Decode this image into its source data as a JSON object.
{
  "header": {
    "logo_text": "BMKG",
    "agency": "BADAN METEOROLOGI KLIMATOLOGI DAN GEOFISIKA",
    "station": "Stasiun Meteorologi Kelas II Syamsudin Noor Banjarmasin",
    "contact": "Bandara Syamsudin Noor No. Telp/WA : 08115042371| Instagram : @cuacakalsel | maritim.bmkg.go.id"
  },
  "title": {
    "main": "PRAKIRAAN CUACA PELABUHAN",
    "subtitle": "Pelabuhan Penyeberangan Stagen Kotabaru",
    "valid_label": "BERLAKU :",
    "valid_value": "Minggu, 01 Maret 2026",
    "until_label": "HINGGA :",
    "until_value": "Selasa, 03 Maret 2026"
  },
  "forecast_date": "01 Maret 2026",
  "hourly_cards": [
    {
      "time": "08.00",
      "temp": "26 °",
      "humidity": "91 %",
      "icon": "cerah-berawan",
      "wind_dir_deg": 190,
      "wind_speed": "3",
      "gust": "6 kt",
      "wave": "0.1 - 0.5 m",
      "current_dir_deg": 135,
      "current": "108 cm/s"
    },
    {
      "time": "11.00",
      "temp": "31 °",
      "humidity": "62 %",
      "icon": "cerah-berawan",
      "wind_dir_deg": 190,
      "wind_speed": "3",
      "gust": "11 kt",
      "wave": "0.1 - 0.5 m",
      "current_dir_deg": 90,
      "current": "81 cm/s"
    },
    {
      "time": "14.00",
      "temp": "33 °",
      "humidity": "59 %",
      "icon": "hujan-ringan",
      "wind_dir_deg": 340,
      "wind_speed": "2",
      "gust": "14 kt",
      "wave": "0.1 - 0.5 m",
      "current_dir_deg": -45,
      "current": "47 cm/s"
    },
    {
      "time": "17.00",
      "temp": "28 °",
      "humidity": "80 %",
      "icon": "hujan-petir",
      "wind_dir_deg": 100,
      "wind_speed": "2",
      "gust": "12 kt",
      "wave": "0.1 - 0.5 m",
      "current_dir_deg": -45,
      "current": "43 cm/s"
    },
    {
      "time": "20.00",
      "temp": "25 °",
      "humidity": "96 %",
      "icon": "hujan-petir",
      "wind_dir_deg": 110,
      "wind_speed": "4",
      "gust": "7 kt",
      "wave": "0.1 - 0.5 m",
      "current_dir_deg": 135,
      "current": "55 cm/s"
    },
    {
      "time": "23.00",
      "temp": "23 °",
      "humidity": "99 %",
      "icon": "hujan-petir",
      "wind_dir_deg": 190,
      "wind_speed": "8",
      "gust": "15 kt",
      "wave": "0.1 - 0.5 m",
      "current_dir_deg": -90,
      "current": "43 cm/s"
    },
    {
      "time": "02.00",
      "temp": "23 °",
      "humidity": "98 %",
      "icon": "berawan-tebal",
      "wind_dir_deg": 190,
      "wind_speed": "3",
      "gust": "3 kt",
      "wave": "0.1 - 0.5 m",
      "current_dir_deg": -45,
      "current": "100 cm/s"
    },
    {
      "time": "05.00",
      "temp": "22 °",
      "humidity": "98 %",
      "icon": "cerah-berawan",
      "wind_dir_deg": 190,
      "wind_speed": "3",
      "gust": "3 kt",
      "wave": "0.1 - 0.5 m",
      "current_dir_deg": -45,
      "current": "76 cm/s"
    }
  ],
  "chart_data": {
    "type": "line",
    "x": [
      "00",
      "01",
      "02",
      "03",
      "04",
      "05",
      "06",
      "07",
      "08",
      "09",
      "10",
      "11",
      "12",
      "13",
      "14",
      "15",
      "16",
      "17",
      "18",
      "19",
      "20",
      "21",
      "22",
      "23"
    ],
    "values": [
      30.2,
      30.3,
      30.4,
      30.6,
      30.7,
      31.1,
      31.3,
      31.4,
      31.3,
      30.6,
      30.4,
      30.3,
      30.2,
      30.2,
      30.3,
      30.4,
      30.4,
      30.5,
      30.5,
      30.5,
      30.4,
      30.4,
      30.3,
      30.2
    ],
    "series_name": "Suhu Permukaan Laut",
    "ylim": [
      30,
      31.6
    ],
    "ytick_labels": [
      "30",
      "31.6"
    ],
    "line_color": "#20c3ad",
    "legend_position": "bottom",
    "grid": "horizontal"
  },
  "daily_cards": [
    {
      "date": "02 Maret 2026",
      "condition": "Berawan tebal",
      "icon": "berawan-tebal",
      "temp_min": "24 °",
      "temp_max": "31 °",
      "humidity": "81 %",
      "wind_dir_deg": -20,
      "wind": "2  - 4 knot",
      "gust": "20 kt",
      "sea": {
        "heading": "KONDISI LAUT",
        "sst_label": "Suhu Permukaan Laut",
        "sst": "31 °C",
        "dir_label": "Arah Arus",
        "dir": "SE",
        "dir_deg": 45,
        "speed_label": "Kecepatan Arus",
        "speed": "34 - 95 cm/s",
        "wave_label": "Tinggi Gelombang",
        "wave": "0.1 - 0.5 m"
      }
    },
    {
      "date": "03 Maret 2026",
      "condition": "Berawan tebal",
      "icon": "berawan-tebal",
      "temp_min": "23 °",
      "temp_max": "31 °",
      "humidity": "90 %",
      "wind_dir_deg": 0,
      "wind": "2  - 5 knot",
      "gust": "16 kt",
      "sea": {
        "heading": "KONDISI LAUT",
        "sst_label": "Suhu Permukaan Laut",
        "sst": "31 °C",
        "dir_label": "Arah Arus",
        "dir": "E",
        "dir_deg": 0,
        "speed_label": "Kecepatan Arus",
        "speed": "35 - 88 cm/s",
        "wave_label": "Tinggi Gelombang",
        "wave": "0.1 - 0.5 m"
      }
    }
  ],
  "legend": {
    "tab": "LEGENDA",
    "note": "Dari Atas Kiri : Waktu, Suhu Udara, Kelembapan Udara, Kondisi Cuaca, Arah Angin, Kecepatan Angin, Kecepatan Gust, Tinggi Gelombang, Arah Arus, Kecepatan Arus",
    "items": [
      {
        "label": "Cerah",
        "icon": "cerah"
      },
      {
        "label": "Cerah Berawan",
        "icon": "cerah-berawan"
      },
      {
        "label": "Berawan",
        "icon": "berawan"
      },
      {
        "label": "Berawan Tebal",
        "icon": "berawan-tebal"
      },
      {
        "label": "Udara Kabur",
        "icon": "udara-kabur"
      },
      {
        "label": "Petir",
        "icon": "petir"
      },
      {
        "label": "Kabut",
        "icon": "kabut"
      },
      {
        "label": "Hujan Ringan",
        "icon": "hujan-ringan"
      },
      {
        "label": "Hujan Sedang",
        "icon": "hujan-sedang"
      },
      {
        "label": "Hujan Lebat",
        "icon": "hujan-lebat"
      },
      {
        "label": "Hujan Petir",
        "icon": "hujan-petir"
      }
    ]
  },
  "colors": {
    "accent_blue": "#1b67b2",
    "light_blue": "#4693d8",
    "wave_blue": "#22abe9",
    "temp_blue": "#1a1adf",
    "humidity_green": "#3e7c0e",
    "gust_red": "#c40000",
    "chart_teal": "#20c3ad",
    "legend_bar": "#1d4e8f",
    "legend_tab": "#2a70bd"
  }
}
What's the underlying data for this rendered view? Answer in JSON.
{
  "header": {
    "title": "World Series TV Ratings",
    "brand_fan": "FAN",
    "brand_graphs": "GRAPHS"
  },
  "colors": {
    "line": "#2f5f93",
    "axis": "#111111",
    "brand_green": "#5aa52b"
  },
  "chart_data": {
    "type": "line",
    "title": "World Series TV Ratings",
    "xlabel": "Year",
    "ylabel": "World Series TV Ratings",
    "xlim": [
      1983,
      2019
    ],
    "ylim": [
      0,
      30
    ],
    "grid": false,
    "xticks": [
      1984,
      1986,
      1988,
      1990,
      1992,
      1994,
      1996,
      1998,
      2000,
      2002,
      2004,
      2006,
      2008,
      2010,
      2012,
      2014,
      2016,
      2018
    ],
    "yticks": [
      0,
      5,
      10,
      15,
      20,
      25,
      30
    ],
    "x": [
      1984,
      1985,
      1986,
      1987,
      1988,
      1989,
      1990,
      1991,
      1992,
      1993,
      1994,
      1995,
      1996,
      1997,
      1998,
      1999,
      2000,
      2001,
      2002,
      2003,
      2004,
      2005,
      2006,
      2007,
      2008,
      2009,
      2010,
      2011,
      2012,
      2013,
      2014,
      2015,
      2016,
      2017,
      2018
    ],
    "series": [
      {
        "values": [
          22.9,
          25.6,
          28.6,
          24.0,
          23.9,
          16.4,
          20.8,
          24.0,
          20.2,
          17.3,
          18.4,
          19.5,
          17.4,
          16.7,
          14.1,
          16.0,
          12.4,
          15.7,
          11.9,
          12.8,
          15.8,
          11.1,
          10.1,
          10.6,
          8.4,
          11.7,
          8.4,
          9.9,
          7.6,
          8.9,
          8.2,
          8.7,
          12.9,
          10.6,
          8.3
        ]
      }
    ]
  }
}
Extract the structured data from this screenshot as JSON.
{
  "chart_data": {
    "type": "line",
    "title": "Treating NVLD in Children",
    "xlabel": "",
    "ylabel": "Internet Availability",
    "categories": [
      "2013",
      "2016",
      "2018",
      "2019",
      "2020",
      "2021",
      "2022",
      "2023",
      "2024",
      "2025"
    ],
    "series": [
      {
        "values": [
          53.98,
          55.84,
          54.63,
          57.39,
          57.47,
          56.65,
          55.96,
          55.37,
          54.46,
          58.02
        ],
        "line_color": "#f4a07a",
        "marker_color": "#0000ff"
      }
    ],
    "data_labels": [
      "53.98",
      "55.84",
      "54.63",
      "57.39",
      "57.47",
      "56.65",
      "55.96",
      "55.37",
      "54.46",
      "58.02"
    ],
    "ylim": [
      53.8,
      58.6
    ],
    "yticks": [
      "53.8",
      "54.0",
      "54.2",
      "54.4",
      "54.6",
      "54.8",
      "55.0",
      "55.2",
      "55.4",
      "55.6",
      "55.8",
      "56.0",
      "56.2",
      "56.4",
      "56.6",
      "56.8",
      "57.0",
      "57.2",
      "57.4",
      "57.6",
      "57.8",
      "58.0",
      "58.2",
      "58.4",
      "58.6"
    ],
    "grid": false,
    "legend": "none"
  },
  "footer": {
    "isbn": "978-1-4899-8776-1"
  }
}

────

* _INSTRUCTIONS TO FOLLOW_: Check each line of the records above for the string "JSON", and report every line that has it.

* _IN RESPONSE_:
Decode this image into its source data as a JSON object.
What's the underlying data for this rendered view? Answer in JSON.
Extract the structured data from this screenshot as JSON.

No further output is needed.